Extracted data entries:
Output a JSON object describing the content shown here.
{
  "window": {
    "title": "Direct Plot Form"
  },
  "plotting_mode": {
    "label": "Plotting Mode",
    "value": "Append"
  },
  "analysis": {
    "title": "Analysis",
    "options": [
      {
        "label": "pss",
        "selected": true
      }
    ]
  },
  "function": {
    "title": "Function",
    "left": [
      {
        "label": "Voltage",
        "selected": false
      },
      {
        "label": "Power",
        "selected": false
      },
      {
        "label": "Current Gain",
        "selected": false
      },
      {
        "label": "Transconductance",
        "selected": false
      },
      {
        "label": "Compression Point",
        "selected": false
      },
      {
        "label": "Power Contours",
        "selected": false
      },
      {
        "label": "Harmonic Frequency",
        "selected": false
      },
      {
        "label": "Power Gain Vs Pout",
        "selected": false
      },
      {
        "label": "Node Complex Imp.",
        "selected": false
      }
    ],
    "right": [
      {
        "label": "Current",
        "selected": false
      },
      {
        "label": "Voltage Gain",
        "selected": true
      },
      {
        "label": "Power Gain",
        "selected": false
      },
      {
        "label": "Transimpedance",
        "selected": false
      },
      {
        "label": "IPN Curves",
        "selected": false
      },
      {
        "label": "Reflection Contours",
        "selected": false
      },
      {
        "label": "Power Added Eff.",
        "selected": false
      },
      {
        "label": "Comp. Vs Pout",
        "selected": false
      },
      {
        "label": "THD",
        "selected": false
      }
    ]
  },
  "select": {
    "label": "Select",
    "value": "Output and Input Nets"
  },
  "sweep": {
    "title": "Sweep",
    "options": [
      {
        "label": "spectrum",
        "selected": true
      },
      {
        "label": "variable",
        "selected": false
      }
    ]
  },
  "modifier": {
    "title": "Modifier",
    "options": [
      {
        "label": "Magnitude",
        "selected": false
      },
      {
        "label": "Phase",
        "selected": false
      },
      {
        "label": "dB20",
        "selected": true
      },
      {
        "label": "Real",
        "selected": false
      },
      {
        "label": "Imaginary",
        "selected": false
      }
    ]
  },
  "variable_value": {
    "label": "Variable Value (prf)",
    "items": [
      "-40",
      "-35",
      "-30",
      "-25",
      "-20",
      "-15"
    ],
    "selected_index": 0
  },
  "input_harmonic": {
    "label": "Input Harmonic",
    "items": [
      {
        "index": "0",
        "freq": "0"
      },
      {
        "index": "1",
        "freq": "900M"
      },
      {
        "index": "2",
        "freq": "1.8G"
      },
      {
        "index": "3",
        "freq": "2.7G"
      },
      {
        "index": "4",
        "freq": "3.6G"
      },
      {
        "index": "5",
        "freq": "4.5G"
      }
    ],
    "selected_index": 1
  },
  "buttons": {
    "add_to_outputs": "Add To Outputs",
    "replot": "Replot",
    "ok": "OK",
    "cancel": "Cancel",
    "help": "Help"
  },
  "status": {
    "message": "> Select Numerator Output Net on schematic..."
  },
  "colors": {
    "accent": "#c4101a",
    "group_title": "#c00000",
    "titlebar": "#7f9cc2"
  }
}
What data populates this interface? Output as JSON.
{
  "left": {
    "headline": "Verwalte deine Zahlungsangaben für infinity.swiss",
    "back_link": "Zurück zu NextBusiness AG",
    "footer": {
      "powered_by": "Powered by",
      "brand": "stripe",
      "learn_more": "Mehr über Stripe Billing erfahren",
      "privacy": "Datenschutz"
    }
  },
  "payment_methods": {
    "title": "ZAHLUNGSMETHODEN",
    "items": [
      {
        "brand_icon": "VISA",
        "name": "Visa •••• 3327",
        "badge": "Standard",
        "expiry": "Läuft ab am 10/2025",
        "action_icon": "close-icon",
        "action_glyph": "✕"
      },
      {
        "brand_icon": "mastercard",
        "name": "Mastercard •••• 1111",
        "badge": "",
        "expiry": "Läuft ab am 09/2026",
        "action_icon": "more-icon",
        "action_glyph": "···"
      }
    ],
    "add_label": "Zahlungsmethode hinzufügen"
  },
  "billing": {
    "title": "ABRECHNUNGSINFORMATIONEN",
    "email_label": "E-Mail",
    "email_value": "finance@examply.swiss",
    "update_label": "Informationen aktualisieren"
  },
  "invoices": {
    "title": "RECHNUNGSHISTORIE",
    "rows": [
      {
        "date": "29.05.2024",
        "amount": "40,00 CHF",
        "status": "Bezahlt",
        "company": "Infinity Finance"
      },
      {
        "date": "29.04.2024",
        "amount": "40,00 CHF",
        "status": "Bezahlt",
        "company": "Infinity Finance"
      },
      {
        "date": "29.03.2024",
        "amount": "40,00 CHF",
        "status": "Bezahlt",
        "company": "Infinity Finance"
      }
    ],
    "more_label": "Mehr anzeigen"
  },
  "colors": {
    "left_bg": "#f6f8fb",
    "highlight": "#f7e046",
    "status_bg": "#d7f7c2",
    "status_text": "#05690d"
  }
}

Exercise instructions: Every entry must be quoted exactly as it appears above.

Answer below:
Output a JSON object describing the content shown here.
{
  "window": {
    "title": "Direct Plot Form"
  },
  "plotting_mode": {
    "label": "Plotting Mode",
    "value": "Append"
  },
  "analysis": {
    "title": "Analysis",
    "options": [
      {
        "label": "pss",
        "selected": true
      }
    ]
  },
  "function": {
    "title": "Function",
    "left": [
      {
        "label": "Voltage",
        "selected": false
      },
      {
        "label": "Power",
        "selected": false
      },
      {
        "label": "Current Gain",
        "selected": false
      },
      {
        "label": "Transconductance",
        "selected": false
      },
      {
        "label": "Compression Point",
        "selected": false
      },
      {
        "label": "Power Contours",
        "selected": false
      },
      {
        "label": "Harmonic Frequency",
        "selected": false
      },
      {
        "label": "Power Gain Vs Pout",
        "selected": false
      },
      {
        "label": "Node Complex Imp.",
        "selected": false
      }
    ],
    "right": [
      {
        "label": "Current",
        "selected": false
      },
      {
        "label": "Voltage Gain",
        "selected": true
      },
      {
        "label": "Power Gain",
        "selected": false
      },
      {
        "label": "Transimpedance",
        "selected": false
      },
      {
        "label": "IPN Curves",
        "selected": false
      },
      {
        "label": "Reflection Contours",
        "selected": false
      },
      {
        "label": "Power Added Eff.",
        "selected": false
      },
      {
        "label": "Comp. Vs Pout",
        "selected": false
      },
      {
        "label": "THD",
        "selected": false
      }
    ]
  },
  "select": {
    "label": "Select",
    "value": "Output and Input Nets"
  },
  "sweep": {
    "title": "Sweep",
    "options": [
      {
        "label": "spectrum",
        "selected": true
      },
      {
        "label": "variable",
        "selected": false
      }
    ]
  },
  "modifier": {
    "title": "Modifier",
    "options": [
      {
        "label": "Magnitude",
        "selected": false
      },
      {
        "label": "Phase",
        "selected": false
      },
      {
        "label": "dB20",
        "selected": true
      },
      {
        "label": "Real",
        "selected": false
      },
      {
        "label": "Imaginary",
        "selected": false
      }
    ]
  },
  "variable_value": {
    "label": "Variable Value (prf)",
    "items": [
      "-40",
      "-35",
      "-30",
      "-25",
      "-20",
      "-15"
    ],
    "selected_index": 0
  },
  "input_harmonic": {
    "label": "Input Harmonic",
    "items": [
      {
        "index": "0",
        "freq": "0"
      },
      {
        "index": "1",
        "freq": "900M"
      },
      {
        "index": "2",
        "freq": "1.8G"
      },
      {
        "index": "3",
        "freq": "2.7G"
      },
      {
        "index": "4",
        "freq": "3.6G"
      },
      {
        "index": "5",
        "freq": "4.5G"
      }
    ],
    "selected_index": 1
  },
  "buttons": {
    "add_to_outputs": "Add To Outputs",
    "replot": "Replot",
    "ok": "OK",
    "cancel": "Cancel",
    "help": "Help"
  },
  "status": {
    "message": "> Select Numerator Output Net on schematic..."
  },
  "colors": {
    "accent": "#c4101a",
    "group_title": "#c00000",
    "titlebar": "#7f9cc2"
  }
}
What data populates this interface? Output as JSON.
{
  "left": {
    "headline": "Verwalte deine Zahlungsangaben für infinity.swiss",
    "back_link": "Zurück zu NextBusiness AG",
    "footer": {
      "powered_by": "Powered by",
      "brand": "stripe",
      "learn_more": "Mehr über Stripe Billing erfahren",
      "privacy": "Datenschutz"
    }
  },
  "payment_methods": {
    "title": "ZAHLUNGSMETHODEN",
    "items": [
      {
        "brand_icon": "VISA",
        "name": "Visa •••• 3327",
        "badge": "Standard",
        "expiry": "Läuft ab am 10/2025",
        "action_icon": "close-icon",
        "action_glyph": "✕"
      },
      {
        "brand_icon": "mastercard",
        "name": "Mastercard •••• 1111",
        "badge": "",
        "expiry": "Läuft ab am 09/2026",
        "action_icon": "more-icon",
        "action_glyph": "···"
      }
    ],
    "add_label": "Zahlungsmethode hinzufügen"
  },
  "billing": {
    "title": "ABRECHNUNGSINFORMATIONEN",
    "email_label": "E-Mail",
    "email_value": "finance@examply.swiss",
    "update_label": "Informationen aktualisieren"
  },
  "invoices": {
    "title": "RECHNUNGSHISTORIE",
    "rows": [
      {
        "date": "29.05.2024",
        "amount": "40,00 CHF",
        "status": "Bezahlt",
        "company": "Infinity Finance"
      },
      {
        "date": "29.04.2024",
        "amount": "40,00 CHF",
        "status": "Bezahlt",
        "company": "Infinity Finance"
      },
      {
        "date": "29.03.2024",
        "amount": "40,00 CHF",
        "status": "Bezahlt",
        "company": "Infinity Finance"
      }
    ],
    "more_label": "Mehr anzeigen"
  },
  "colors": {
    "left_bg": "#f6f8fb",
    "highlight": "#f7e046",
    "status_bg": "#d7f7c2",
    "status_text": "#05690d"
  }
}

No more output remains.